PROBLEM REQUIREMENTS |
Return each line of the listing that contains the string "Métiers".

**** INPUT FOR THIS TASK ****

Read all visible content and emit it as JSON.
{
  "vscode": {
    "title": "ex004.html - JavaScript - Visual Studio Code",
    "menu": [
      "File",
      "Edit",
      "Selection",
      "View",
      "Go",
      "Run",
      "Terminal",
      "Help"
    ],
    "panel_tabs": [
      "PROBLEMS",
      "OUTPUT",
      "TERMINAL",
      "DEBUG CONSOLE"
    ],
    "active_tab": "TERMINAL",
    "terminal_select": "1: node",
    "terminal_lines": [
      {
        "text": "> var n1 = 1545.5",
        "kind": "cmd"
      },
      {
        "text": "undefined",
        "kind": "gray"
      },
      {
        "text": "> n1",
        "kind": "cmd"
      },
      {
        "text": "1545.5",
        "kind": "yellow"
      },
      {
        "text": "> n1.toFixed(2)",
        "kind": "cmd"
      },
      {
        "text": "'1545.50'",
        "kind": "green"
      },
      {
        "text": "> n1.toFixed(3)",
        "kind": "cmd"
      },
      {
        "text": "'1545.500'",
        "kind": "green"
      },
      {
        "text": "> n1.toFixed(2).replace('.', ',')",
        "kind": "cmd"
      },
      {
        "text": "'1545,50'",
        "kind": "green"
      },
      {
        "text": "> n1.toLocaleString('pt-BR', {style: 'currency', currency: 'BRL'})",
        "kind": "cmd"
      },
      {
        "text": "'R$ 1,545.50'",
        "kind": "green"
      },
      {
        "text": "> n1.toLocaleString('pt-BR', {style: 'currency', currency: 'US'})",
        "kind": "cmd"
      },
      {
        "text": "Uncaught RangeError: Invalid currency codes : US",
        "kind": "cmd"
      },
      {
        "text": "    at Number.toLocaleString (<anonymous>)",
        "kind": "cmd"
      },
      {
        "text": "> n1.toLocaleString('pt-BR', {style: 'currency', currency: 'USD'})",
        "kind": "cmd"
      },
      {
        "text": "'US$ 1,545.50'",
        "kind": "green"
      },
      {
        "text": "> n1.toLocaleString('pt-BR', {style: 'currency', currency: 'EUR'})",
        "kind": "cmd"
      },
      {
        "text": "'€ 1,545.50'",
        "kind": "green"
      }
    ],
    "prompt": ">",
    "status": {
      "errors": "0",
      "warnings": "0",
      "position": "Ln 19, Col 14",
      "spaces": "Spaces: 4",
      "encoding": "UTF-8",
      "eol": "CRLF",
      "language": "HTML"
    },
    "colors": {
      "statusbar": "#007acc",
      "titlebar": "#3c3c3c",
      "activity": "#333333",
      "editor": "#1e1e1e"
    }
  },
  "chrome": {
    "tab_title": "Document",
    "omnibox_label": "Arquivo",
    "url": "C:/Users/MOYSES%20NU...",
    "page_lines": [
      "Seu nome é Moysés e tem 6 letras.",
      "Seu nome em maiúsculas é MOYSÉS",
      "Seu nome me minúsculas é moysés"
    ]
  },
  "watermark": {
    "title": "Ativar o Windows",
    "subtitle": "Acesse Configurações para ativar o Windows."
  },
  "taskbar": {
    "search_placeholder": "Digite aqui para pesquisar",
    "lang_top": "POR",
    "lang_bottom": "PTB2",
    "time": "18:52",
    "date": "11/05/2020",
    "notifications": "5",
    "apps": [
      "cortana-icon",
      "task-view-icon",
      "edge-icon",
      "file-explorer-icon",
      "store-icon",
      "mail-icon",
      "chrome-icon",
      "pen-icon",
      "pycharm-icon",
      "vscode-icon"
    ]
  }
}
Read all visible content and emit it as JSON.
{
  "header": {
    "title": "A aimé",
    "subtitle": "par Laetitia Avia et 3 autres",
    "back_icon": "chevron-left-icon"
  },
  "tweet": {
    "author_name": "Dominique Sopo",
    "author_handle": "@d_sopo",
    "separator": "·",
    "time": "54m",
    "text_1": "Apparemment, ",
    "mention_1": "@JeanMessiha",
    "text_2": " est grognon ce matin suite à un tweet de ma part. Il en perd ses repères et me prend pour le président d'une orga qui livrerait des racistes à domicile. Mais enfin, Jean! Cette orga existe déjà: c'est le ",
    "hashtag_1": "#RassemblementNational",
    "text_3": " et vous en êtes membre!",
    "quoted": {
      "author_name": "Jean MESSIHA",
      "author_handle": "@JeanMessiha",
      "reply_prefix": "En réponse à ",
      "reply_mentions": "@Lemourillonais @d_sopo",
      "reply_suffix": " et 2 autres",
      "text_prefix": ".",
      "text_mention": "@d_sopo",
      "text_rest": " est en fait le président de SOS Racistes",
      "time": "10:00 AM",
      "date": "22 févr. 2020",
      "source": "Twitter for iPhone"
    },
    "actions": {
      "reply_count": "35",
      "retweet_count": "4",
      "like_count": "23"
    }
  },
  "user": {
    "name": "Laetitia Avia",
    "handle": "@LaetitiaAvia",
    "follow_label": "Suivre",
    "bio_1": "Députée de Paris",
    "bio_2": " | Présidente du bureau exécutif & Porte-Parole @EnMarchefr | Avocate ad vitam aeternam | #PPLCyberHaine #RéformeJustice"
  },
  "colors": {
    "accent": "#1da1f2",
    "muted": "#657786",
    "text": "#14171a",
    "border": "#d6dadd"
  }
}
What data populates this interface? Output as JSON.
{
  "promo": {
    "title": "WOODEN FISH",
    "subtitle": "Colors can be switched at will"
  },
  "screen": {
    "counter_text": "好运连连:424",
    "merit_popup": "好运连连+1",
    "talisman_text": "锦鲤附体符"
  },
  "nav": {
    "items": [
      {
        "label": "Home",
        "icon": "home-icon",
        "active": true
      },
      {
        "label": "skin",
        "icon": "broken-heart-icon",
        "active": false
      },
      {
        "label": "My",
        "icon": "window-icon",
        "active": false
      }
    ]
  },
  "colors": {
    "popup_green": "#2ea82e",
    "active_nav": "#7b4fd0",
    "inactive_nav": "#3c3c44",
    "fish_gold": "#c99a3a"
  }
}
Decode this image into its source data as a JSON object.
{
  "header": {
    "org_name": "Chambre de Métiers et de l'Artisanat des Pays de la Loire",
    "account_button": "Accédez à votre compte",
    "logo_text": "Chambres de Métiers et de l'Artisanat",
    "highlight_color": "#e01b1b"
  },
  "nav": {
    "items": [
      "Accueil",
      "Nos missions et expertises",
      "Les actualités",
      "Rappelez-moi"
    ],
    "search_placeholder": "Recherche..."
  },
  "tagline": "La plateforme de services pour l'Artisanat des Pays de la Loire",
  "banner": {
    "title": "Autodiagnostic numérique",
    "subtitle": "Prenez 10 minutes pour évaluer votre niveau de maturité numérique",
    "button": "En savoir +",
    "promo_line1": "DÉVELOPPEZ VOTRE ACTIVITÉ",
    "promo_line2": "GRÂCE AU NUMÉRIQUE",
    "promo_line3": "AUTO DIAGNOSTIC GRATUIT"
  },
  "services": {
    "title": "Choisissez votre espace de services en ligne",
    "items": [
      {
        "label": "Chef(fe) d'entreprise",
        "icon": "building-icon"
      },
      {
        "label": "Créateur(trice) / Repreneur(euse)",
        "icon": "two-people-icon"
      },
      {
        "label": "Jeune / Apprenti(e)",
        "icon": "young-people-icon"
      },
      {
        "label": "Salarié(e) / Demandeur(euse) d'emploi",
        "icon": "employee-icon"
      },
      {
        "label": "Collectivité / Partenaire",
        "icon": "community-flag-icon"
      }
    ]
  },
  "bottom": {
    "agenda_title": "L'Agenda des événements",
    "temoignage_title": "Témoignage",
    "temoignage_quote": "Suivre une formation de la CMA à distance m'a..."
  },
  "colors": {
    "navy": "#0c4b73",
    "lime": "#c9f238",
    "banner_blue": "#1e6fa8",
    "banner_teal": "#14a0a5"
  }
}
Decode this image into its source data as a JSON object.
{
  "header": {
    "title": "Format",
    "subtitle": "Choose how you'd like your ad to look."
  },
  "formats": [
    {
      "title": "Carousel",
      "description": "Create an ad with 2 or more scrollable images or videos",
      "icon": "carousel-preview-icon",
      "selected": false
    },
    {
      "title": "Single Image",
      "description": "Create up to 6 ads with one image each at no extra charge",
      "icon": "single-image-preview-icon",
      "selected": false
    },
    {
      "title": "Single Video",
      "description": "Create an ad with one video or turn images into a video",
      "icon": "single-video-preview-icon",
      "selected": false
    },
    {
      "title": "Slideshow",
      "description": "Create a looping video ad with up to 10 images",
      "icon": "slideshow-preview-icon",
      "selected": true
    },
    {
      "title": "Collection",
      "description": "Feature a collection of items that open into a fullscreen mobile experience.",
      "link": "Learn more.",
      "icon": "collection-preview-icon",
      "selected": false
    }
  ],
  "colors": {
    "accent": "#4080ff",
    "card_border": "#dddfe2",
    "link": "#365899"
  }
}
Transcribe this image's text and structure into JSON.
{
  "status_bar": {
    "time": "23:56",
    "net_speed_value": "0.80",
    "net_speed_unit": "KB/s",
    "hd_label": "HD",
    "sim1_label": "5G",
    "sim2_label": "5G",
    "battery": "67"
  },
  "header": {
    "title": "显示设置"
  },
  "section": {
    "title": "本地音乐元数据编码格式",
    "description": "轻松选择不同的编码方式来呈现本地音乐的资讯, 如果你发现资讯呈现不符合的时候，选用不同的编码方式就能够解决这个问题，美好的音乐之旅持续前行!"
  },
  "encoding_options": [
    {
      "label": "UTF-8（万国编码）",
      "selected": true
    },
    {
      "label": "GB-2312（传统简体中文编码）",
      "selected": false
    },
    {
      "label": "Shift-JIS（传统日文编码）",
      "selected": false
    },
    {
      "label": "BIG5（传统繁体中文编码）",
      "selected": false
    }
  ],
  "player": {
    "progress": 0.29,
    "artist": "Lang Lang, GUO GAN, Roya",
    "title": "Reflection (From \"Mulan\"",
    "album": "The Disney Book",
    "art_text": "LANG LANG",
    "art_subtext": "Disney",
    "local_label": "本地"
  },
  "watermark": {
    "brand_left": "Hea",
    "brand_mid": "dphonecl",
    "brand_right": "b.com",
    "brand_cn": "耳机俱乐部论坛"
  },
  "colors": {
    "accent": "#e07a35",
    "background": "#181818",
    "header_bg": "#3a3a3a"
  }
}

****

RESULT OF THIS TASK |
    "org_name": "Chambre de Métiers et de l'Artisanat des Pays de la Loire",
    "logo_text": "Chambres de Métiers et de l'Artisanat",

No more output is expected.